▶ _LISTING_:

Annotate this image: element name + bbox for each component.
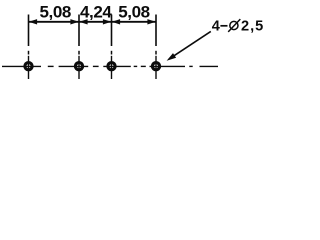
diameter symbol circle: [230, 21, 238, 29]
vertical centerline through hole 2: [78, 56, 80, 79]
hole 4 circle: [152, 63, 159, 70]
horizontal centerline segment through hole 3: [103, 65, 131, 67]
svg-text:4,24: 4,24: [80, 2, 112, 21]
svg-text:5,08: 5,08: [118, 2, 150, 21]
horizontal centerline dash between holes 1-2: [48, 65, 54, 67]
horizontal centerline dash between holes 3-4 (first): [134, 65, 138, 67]
diameter symbol slash: [228, 19, 240, 32]
centerline dash-dot dot above hole 4: [155, 51, 157, 55]
extension line hole 4: [155, 15, 157, 47]
svg-text:2,5: 2,5: [241, 19, 264, 35]
horizontal centerline segment left of hole 1: [2, 65, 41, 67]
hole 1 circle: [25, 63, 32, 70]
horizontal centerline end dash (right end): [200, 65, 219, 67]
leader arrowhead pointing at hole 4: [167, 53, 177, 61]
extension line hole 1: [28, 15, 30, 47]
extension line hole 3: [111, 15, 113, 47]
vertical centerline through hole 1: [28, 56, 30, 79]
extension line hole 2: [78, 15, 80, 47]
hole 3 circle: [108, 63, 115, 70]
arrowhead left of dim 3 (tip at hole3 line, pointing left): [112, 19, 120, 24]
centerline dash-dot dot above hole 1: [28, 51, 30, 55]
leader line from label 4-diameter2,5 to hole 4: [169, 31, 211, 59]
arrowhead left of dim 2 (tip at hole2 line, pointing left): [79, 19, 87, 24]
arrowhead right of dim 2 (tip at hole3 line, pointing right): [103, 19, 111, 24]
dimension line (top, through all extension lines): [29, 21, 157, 23]
dash between 4 and diameter symbol: [220, 25, 227, 27]
horizontal centerline dash between holes 2-3: [93, 65, 99, 67]
arrowhead right of dim 3 (tip at hole4 line, pointing right): [147, 19, 155, 24]
centerline dash-dot dot above hole 3: [111, 51, 113, 55]
horizontal centerline segment through hole 2: [59, 65, 89, 67]
vertical centerline through hole 4: [155, 56, 157, 79]
horizontal centerline dash between holes 3-4 (second): [141, 65, 146, 67]
vertical centerline through hole 3: [111, 56, 113, 79]
arrowhead left of dim 1 (tip at hole1 line, pointing left): [29, 19, 37, 24]
hole 2 circle: [75, 63, 82, 70]
centerline dash-dot dot above hole 2: [78, 51, 80, 55]
svg-text:5,08: 5,08: [39, 2, 71, 21]
horizontal centerline segment through hole 4: [150, 65, 186, 67]
svg-text:4: 4: [212, 19, 221, 35]
arrowhead right of dim 1 (tip at hole2 line, pointing right): [70, 19, 78, 24]
horizontal centerline dot right of hole 4: [189, 65, 192, 67]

▶ _THE EXERCISE_: Rewrite the material as a numbered list, starting with the line containing "diameter symbol circle: [230, 21, 238, 29]" and going on through the line containing "diameter symbol slash: [228, 19, 240, 32]", with no blank lines.

▶ _EXERCISE RESULT_:
1. diameter symbol circle: [230, 21, 238, 29]
2. vertical centerline through hole 2: [78, 56, 80, 79]
3. hole 4 circle: [152, 63, 159, 70]
4. horizontal centerline segment through hole 3: [103, 65, 131, 67]
5. svg-text:4,24: 4,24: [80, 2, 112, 21]
6. svg-text:5,08: 5,08: [118, 2, 150, 21]
7. horizontal centerline dash between holes 1-2: [48, 65, 54, 67]
8. horizontal centerline dash between holes 3-4 (first): [134, 65, 138, 67]
9. diameter symbol slash: [228, 19, 240, 32]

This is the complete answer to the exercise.